§ **WORK INSTRUCTIONS**
Print all entries precisely as they are written.

§ **SUPPLIED MATERIAL**
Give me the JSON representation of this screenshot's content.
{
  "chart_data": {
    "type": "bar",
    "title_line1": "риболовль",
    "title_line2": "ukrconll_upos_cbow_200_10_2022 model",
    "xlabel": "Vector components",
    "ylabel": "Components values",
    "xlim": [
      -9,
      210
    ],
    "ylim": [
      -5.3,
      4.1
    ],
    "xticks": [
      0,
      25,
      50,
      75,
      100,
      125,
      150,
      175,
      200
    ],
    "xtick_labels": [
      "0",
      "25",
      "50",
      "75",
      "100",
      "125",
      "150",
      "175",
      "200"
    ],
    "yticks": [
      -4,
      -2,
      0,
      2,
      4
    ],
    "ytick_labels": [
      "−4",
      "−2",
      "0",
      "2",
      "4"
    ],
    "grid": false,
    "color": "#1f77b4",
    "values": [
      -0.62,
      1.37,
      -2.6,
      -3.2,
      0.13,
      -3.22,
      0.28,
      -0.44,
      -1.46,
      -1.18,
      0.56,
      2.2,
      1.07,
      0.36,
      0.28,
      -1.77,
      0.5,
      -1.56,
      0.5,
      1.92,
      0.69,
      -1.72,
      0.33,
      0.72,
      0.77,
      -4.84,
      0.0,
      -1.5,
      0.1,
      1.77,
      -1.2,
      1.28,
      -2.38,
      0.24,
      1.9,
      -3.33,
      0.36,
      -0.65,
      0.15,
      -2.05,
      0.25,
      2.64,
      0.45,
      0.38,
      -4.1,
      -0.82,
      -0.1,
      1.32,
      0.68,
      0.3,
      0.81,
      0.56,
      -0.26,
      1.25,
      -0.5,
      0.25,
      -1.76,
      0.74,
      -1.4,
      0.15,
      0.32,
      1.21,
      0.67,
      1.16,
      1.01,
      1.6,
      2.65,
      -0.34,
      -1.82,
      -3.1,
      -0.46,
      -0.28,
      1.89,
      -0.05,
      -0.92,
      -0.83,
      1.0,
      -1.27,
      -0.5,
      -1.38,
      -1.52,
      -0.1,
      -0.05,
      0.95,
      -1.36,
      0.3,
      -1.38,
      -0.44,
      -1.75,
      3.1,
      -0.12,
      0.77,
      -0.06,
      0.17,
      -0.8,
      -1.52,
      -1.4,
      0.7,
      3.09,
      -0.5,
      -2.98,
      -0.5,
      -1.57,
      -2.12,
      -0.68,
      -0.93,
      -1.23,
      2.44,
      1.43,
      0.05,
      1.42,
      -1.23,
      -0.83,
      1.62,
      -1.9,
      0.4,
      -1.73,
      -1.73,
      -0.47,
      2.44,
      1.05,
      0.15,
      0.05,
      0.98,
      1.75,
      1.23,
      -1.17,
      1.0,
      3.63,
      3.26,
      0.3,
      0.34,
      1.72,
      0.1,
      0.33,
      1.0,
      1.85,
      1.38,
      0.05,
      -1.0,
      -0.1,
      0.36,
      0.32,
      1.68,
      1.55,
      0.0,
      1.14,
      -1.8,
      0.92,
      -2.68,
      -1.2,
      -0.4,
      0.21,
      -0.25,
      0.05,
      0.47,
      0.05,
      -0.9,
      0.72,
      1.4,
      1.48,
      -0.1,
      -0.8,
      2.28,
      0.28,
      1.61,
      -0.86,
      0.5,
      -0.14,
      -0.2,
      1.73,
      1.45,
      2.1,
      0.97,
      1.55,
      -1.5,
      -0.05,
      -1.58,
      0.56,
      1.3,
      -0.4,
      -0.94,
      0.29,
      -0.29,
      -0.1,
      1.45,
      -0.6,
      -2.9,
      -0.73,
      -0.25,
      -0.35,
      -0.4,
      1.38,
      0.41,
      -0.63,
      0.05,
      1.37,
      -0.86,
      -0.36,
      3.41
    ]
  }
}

§ **ANSWER TO THIS TASK**
Give me the JSON representation of this screenshot's content.
{
  "chart_data": {
    "type": "bar",
    "title_line1": "риболовль",
    "title_line2": "ukrconll_upos_cbow_200_10_2022 model",
    "xlabel": "Vector components",
    "ylabel": "Components values",
    "xlim": [
      -9,
      210
    ],
    "ylim": [
      -5.3,
      4.1
    ],
    "xticks": [
      0,
      25,
      50,
      75,
      100,
      125,
      150,
      175,
      200
    ],
    "xtick_labels": [
      "0",
      "25",
      "50",
      "75",
      "100",
      "125",
      "150",
      "175",
      "200"
    ],
    "yticks": [
      -4,
      -2,
      0,
      2,
      4
    ],
    "ytick_labels": [
      "−4",
      "−2",
      "0",
      "2",
      "4"
    ],
    "grid": false,
    "color": "#1f77b4",
    "values": [
      -0.62,
      1.37,
      -2.6,
      -3.2,
      0.13,
      -3.22,
      0.28,
      -0.44,
      -1.46,
      -1.18,
      0.56,
      2.2,
      1.07,
      0.36,
      0.28,
      -1.77,
      0.5,
      -1.56,
      0.5,
      1.92,
      0.69,
      -1.72,
      0.33,
      0.72,
      0.77,
      -4.84,
      0.0,
      -1.5,
      0.1,
      1.77,
      -1.2,
      1.28,
      -2.38,
      0.24,
      1.9,
      -3.33,
      0.36,
      -0.65,
      0.15,
      -2.05,
      0.25,
      2.64,
      0.45,
      0.38,
      -4.1,
      -0.82,
      -0.1,
      1.32,
      0.68,
      0.3,
      0.81,
      0.56,
      -0.26,
      1.25,
      -0.5,
      0.25,
      -1.76,
      0.74,
      -1.4,
      0.15,
      0.32,
      1.21,
      0.67,
      1.16,
      1.01,
      1.6,
      2.65,
      -0.34,
      -1.82,
      -3.1,
      -0.46,
      -0.28,
      1.89,
      -0.05,
      -0.92,
      -0.83,
      1.0,
      -1.27,
      -0.5,
      -1.38,
      -1.52,
      -0.1,
      -0.05,
      0.95,
      -1.36,
      0.3,
      -1.38,
      -0.44,
      -1.75,
      3.1,
      -0.12,
      0.77,
      -0.06,
      0.17,
      -0.8,
      -1.52,
      -1.4,
      0.7,
      3.09,
      -0.5,
      -2.98,
      -0.5,
      -1.57,
      -2.12,
      -0.68,
      -0.93,
      -1.23,
      2.44,
      1.43,
      0.05,
      1.42,
      -1.23,
      -0.83,
      1.62,
      -1.9,
      0.4,
      -1.73,
      -1.73,
      -0.47,
      2.44,
      1.05,
      0.15,
      0.05,
      0.98,
      1.75,
      1.23,
      -1.17,
      1.0,
      3.63,
      3.26,
      0.3,
      0.34,
      1.72,
      0.1,
      0.33,
      1.0,
      1.85,
      1.38,
      0.05,
      -1.0,
      -0.1,
      0.36,
      0.32,
      1.68,
      1.55,
      0.0,
      1.14,
      -1.8,
      0.92,
      -2.68,
      -1.2,
      -0.4,
      0.21,
      -0.25,
      0.05,
      0.47,
      0.05,
      -0.9,
      0.72,
      1.4,
      1.48,
      -0.1,
      -0.8,
      2.28,
      0.28,
      1.61,
      -0.86,
      0.5,
      -0.14,
      -0.2,
      1.73,
      1.45,
      2.1,
      0.97,
      1.55,
      -1.5,
      -0.05,
      -1.58,
      0.56,
      1.3,
      -0.4,
      -0.94,
      0.29,
      -0.29,
      -0.1,
      1.45,
      -0.6,
      -2.9,
      -0.73,
      -0.25,
      -0.35,
      -0.4,
      1.38,
      0.41,
      -0.63,
      0.05,
      1.37,
      -0.86,
      -0.36,
      3.41
    ]
  }
}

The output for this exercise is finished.